§ Your instructions
Set down the material below word for word, excluding the pictures.

§ Rows
● ● ● ●
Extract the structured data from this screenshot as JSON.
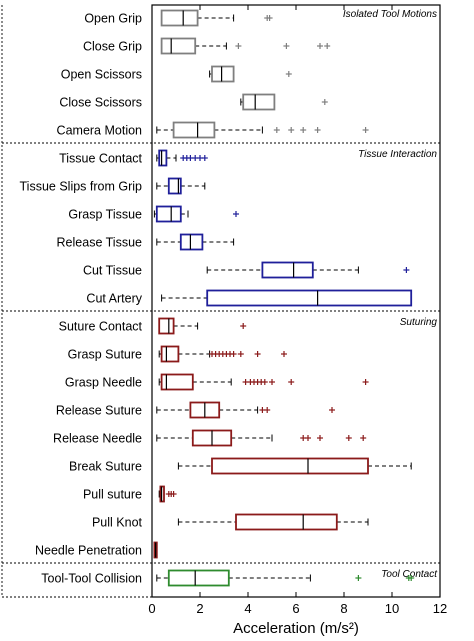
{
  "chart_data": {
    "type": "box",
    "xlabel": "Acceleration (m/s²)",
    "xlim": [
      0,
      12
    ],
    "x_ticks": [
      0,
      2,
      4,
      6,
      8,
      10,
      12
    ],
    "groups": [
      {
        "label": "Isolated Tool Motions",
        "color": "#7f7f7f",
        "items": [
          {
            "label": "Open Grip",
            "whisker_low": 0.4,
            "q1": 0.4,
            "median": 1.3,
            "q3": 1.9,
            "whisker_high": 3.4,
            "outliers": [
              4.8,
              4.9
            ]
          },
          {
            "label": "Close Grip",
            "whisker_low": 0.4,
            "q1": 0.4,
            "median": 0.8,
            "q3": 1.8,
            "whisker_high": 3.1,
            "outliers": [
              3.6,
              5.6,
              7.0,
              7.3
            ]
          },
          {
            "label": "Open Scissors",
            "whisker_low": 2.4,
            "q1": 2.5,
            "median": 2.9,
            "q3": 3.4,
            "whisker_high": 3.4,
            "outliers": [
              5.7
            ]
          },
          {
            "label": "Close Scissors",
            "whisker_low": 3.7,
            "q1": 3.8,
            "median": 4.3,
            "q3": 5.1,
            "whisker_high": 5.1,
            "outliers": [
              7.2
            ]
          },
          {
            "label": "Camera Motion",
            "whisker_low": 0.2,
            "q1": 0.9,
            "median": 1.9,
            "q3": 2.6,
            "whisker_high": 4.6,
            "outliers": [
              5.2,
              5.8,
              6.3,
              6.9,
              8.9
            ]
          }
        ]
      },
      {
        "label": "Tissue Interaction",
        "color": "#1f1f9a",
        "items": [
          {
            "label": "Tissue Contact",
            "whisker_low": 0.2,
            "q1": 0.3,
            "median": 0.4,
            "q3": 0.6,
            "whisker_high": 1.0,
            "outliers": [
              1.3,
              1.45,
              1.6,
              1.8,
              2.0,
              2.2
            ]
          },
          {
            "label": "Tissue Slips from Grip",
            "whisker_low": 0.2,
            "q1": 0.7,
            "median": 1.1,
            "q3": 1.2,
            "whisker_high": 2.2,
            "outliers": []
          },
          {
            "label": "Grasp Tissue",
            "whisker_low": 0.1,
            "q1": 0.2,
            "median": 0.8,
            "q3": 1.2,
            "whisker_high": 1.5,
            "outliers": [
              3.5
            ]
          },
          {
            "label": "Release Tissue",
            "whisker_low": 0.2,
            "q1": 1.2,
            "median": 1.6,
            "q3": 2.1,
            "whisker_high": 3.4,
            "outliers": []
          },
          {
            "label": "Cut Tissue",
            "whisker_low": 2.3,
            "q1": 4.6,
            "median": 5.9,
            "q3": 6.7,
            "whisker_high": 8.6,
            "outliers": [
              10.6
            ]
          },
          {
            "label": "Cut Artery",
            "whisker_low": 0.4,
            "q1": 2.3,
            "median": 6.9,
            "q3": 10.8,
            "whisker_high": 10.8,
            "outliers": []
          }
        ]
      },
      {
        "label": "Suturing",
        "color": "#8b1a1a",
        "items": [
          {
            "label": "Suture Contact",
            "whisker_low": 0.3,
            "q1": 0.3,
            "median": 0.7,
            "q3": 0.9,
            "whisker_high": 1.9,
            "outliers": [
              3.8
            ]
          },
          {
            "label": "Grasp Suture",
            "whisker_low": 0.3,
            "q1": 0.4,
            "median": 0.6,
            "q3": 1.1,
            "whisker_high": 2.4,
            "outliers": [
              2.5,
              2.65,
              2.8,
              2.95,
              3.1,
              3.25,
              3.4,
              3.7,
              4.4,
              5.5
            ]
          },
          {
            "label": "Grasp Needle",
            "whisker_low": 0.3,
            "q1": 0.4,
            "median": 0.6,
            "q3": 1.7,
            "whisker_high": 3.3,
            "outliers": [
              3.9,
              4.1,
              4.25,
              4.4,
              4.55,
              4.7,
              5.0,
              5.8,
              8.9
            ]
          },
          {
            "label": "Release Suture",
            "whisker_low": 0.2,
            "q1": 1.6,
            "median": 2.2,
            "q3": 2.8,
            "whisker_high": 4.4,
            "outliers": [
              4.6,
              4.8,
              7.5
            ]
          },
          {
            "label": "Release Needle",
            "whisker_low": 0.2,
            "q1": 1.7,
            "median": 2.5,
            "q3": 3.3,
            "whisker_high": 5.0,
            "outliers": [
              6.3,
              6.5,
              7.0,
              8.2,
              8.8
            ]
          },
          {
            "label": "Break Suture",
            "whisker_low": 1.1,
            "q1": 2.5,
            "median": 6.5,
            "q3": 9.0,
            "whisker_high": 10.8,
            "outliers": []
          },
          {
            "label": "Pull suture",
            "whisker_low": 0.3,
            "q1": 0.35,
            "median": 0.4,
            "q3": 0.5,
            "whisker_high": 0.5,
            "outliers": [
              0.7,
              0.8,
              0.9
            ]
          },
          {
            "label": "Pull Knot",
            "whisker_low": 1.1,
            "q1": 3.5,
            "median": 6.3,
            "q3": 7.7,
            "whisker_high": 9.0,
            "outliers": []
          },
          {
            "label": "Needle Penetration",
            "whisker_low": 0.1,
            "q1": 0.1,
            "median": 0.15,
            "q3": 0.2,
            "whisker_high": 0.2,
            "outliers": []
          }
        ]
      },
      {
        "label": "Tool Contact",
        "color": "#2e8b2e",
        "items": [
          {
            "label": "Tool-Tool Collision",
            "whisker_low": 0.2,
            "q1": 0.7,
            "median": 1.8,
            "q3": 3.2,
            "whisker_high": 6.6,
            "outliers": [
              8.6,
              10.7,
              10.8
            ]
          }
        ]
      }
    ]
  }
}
● ● ● ●
§ Result for this exercise
Extract the structured data from this screenshot as JSON.
{
  "chart_data": {
    "type": "box",
    "xlabel": "Acceleration (m/s²)",
    "xlim": [
      0,
      12
    ],
    "x_ticks": [
      0,
      2,
      4,
      6,
      8,
      10,
      12
    ],
    "groups": [
      {
        "label": "Isolated Tool Motions",
        "color": "#7f7f7f",
        "items": [
          {
            "label": "Open Grip",
            "whisker_low": 0.4,
            "q1": 0.4,
            "median": 1.3,
            "q3": 1.9,
            "whisker_high": 3.4,
            "outliers": [
              4.8,
              4.9
            ]
          },
          {
            "label": "Close Grip",
            "whisker_low": 0.4,
            "q1": 0.4,
            "median": 0.8,
            "q3": 1.8,
            "whisker_high": 3.1,
            "outliers": [
              3.6,
              5.6,
              7.0,
              7.3
            ]
          },
          {
            "label": "Open Scissors",
            "whisker_low": 2.4,
            "q1": 2.5,
            "median": 2.9,
            "q3": 3.4,
            "whisker_high": 3.4,
            "outliers": [
              5.7
            ]
          },
          {
            "label": "Close Scissors",
            "whisker_low": 3.7,
            "q1": 3.8,
            "median": 4.3,
            "q3": 5.1,
            "whisker_high": 5.1,
            "outliers": [
              7.2
            ]
          },
          {
            "label": "Camera Motion",
            "whisker_low": 0.2,
            "q1": 0.9,
            "median": 1.9,
            "q3": 2.6,
            "whisker_high": 4.6,
            "outliers": [
              5.2,
              5.8,
              6.3,
              6.9,
              8.9
            ]
          }
        ]
      },
      {
        "label": "Tissue Interaction",
        "color": "#1f1f9a",
        "items": [
          {
            "label": "Tissue Contact",
            "whisker_low": 0.2,
            "q1": 0.3,
            "median": 0.4,
            "q3": 0.6,
            "whisker_high": 1.0,
            "outliers": [
              1.3,
              1.45,
              1.6,
              1.8,
              2.0,
              2.2
            ]
          },
          {
            "label": "Tissue Slips from Grip",
            "whisker_low": 0.2,
            "q1": 0.7,
            "median": 1.1,
            "q3": 1.2,
            "whisker_high": 2.2,
            "outliers": []
          },
          {
            "label": "Grasp Tissue",
            "whisker_low": 0.1,
            "q1": 0.2,
            "median": 0.8,
            "q3": 1.2,
            "whisker_high": 1.5,
            "outliers": [
              3.5
            ]
          },
          {
            "label": "Release Tissue",
            "whisker_low": 0.2,
            "q1": 1.2,
            "median": 1.6,
            "q3": 2.1,
            "whisker_high": 3.4,
            "outliers": []
          },
          {
            "label": "Cut Tissue",
            "whisker_low": 2.3,
            "q1": 4.6,
            "median": 5.9,
            "q3": 6.7,
            "whisker_high": 8.6,
            "outliers": [
              10.6
            ]
          },
          {
            "label": "Cut Artery",
            "whisker_low": 0.4,
            "q1": 2.3,
            "median": 6.9,
            "q3": 10.8,
            "whisker_high": 10.8,
            "outliers": []
          }
        ]
      },
      {
        "label": "Suturing",
        "color": "#8b1a1a",
        "items": [
          {
            "label": "Suture Contact",
            "whisker_low": 0.3,
            "q1": 0.3,
            "median": 0.7,
            "q3": 0.9,
            "whisker_high": 1.9,
            "outliers": [
              3.8
            ]
          },
          {
            "label": "Grasp Suture",
            "whisker_low": 0.3,
            "q1": 0.4,
            "median": 0.6,
            "q3": 1.1,
            "whisker_high": 2.4,
            "outliers": [
              2.5,
              2.65,
              2.8,
              2.95,
              3.1,
              3.25,
              3.4,
              3.7,
              4.4,
              5.5
            ]
          },
          {
            "label": "Grasp Needle",
            "whisker_low": 0.3,
            "q1": 0.4,
            "median": 0.6,
            "q3": 1.7,
            "whisker_high": 3.3,
            "outliers": [
              3.9,
              4.1,
              4.25,
              4.4,
              4.55,
              4.7,
              5.0,
              5.8,
              8.9
            ]
          },
          {
            "label": "Release Suture",
            "whisker_low": 0.2,
            "q1": 1.6,
            "median": 2.2,
            "q3": 2.8,
            "whisker_high": 4.4,
            "outliers": [
              4.6,
              4.8,
              7.5
            ]
          },
          {
            "label": "Release Needle",
            "whisker_low": 0.2,
            "q1": 1.7,
            "median": 2.5,
            "q3": 3.3,
            "whisker_high": 5.0,
            "outliers": [
              6.3,
              6.5,
              7.0,
              8.2,
              8.8
            ]
          },
          {
            "label": "Break Suture",
            "whisker_low": 1.1,
            "q1": 2.5,
            "median": 6.5,
            "q3": 9.0,
            "whisker_high": 10.8,
            "outliers": []
          },
          {
            "label": "Pull suture",
            "whisker_low": 0.3,
            "q1": 0.35,
            "median": 0.4,
            "q3": 0.5,
            "whisker_high": 0.5,
            "outliers": [
              0.7,
              0.8,
              0.9
            ]
          },
          {
            "label": "Pull Knot",
            "whisker_low": 1.1,
            "q1": 3.5,
            "median": 6.3,
            "q3": 7.7,
            "whisker_high": 9.0,
            "outliers": []
          },
          {
            "label": "Needle Penetration",
            "whisker_low": 0.1,
            "q1": 0.1,
            "median": 0.15,
            "q3": 0.2,
            "whisker_high": 0.2,
            "outliers": []
          }
        ]
      },
      {
        "label": "Tool Contact",
        "color": "#2e8b2e",
        "items": [
          {
            "label": "Tool-Tool Collision",
            "whisker_low": 0.2,
            "q1": 0.7,
            "median": 1.8,
            "q3": 3.2,
            "whisker_high": 6.6,
            "outliers": [
              8.6,
              10.7,
              10.8
            ]
          }
        ]
      }
    ]
  }
}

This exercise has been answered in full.